------ INPUT RECORDS

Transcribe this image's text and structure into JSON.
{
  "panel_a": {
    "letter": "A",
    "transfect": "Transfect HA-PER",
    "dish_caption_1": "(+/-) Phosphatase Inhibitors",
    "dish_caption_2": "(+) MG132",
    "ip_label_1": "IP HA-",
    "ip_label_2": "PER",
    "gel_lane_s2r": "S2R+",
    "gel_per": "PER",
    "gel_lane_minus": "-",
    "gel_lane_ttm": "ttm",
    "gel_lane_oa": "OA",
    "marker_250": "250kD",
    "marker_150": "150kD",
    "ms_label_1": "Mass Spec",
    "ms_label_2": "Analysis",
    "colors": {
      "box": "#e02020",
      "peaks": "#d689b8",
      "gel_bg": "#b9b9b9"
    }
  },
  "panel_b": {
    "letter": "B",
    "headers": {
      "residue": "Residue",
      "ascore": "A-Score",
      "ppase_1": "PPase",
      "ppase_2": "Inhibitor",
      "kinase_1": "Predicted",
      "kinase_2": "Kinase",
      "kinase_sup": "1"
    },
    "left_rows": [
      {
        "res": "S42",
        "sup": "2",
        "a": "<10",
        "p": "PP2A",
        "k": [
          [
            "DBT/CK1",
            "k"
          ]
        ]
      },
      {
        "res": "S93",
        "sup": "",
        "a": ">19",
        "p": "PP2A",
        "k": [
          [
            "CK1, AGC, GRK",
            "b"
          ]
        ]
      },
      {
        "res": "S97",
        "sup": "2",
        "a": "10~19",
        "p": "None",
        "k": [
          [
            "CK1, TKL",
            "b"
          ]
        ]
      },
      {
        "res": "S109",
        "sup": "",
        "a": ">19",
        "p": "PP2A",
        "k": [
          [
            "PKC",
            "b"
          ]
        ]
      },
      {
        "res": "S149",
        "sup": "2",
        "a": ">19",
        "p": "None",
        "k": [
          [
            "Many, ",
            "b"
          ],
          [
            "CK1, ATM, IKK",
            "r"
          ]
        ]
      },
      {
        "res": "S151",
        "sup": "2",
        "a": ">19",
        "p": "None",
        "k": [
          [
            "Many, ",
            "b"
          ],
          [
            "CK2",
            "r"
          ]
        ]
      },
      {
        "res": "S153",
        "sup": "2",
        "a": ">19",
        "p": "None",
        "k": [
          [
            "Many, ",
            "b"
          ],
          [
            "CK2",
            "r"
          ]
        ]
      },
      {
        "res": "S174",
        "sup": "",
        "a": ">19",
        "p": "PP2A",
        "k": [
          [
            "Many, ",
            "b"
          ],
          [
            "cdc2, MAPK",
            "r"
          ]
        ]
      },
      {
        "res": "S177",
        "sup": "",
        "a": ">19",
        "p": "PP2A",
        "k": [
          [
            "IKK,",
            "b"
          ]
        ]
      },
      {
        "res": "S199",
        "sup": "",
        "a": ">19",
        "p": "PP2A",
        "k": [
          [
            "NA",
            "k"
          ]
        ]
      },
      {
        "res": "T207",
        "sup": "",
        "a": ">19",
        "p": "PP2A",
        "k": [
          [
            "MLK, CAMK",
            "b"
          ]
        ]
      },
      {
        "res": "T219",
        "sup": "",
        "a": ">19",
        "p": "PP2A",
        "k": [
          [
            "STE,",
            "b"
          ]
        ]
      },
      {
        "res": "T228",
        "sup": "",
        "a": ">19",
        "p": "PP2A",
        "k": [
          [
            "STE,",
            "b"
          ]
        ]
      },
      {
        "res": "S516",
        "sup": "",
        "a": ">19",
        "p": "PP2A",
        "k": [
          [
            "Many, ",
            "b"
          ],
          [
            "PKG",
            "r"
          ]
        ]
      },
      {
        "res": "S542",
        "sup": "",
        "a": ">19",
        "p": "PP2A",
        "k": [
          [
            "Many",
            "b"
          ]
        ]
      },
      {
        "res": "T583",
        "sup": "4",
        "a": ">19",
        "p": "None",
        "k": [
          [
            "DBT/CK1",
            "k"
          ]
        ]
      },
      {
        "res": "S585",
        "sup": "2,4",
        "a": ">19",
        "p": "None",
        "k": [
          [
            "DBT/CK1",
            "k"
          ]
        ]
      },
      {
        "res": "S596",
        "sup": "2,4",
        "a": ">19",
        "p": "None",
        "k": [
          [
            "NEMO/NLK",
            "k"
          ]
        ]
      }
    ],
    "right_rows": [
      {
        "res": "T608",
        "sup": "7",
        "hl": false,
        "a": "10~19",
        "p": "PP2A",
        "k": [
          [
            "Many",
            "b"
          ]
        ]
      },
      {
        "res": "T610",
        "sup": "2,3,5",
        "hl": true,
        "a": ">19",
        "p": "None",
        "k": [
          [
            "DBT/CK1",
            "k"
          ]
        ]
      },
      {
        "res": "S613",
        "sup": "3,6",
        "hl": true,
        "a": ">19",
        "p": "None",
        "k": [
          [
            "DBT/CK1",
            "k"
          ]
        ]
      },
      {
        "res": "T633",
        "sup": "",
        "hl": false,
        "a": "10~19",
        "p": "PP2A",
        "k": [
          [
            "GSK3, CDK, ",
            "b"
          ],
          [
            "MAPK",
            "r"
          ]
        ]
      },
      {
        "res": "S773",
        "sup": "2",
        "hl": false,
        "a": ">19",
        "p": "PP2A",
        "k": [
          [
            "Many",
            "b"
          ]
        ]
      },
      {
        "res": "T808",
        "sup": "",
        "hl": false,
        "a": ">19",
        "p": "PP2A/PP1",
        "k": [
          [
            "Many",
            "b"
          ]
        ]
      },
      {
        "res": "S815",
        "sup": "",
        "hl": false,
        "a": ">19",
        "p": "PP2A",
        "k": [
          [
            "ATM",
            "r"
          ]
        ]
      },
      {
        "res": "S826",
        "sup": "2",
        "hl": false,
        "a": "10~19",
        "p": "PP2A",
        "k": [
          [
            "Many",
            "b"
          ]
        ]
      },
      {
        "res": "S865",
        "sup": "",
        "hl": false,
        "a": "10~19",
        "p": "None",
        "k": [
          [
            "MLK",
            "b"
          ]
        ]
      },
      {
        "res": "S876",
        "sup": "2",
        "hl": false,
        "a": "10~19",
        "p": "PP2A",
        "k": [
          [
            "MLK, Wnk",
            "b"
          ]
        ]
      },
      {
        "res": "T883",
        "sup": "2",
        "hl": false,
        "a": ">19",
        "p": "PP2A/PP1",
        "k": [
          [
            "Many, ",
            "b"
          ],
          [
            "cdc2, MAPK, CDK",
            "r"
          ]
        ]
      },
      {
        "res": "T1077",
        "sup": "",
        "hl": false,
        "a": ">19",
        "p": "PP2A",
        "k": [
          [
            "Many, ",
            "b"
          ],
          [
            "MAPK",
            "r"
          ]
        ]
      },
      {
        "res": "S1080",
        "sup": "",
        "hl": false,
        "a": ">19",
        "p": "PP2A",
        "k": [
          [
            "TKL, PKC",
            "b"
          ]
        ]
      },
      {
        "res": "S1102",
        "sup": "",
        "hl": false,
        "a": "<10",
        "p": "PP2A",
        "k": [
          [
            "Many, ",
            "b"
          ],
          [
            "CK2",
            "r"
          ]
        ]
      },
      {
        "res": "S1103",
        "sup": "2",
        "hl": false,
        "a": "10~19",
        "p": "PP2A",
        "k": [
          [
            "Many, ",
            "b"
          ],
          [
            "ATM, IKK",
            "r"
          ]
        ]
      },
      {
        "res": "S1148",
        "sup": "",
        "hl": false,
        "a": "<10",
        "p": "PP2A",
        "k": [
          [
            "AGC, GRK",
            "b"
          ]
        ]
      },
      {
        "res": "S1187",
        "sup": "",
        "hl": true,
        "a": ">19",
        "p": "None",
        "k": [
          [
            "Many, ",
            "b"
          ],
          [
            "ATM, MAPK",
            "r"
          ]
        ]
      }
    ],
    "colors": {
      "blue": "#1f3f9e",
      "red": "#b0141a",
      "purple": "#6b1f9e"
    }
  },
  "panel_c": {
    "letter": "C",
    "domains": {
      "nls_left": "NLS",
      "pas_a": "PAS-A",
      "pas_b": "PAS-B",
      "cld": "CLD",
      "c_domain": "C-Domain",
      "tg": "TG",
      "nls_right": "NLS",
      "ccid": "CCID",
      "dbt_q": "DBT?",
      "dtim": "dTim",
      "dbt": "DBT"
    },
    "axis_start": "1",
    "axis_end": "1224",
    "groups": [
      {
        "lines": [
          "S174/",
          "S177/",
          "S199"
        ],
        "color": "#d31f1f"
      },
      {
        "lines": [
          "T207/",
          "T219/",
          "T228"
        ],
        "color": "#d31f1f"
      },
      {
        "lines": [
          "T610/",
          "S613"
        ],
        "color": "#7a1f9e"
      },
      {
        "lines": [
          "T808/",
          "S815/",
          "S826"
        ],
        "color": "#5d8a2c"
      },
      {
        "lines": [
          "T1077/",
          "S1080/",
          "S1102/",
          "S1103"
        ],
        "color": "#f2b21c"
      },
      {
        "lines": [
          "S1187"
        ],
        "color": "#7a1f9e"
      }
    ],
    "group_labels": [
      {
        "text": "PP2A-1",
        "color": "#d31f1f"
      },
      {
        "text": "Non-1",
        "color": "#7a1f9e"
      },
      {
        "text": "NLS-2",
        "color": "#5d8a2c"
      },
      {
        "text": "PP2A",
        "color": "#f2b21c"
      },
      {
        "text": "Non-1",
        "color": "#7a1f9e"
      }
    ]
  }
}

------------

= PROBLEM TO WORK ON =
Show every line that contains the word "text".

= RESPONSE FOR THIS EXERCISE =
Transcribe this image's text and structure into JSON.
        "text": "PP2A-1",
        "text": "Non-1",
        "text": "NLS-2",
        "text": "PP2A",
        "text": "Non-1",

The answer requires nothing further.